──────── Given entries

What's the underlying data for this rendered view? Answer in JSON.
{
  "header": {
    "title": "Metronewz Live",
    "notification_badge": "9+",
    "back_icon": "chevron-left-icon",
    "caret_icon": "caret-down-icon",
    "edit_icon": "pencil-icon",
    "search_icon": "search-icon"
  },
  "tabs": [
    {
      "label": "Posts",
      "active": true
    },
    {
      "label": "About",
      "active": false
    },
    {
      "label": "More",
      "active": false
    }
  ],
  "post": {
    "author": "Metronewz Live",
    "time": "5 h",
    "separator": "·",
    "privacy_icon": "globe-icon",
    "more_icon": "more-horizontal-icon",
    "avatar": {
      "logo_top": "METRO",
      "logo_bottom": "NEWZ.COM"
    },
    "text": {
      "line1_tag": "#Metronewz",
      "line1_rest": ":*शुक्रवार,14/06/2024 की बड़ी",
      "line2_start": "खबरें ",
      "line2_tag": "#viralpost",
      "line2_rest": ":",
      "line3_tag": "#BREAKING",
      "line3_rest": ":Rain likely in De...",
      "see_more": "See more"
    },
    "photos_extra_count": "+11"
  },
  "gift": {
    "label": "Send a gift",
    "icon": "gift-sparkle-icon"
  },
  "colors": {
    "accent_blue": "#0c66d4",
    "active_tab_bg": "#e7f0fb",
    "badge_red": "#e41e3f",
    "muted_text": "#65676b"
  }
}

────────────────

* The task *
Each line holding the word "icon" must be copied from the data.

* Exercise output *
    "back_icon": "chevron-left-icon",
    "caret_icon": "caret-down-icon",
    "edit_icon": "pencil-icon",
    "search_icon": "search-icon"
    "privacy_icon": "globe-icon",
    "more_icon": "more-horizontal-icon",
    "icon": "gift-sparkle-icon"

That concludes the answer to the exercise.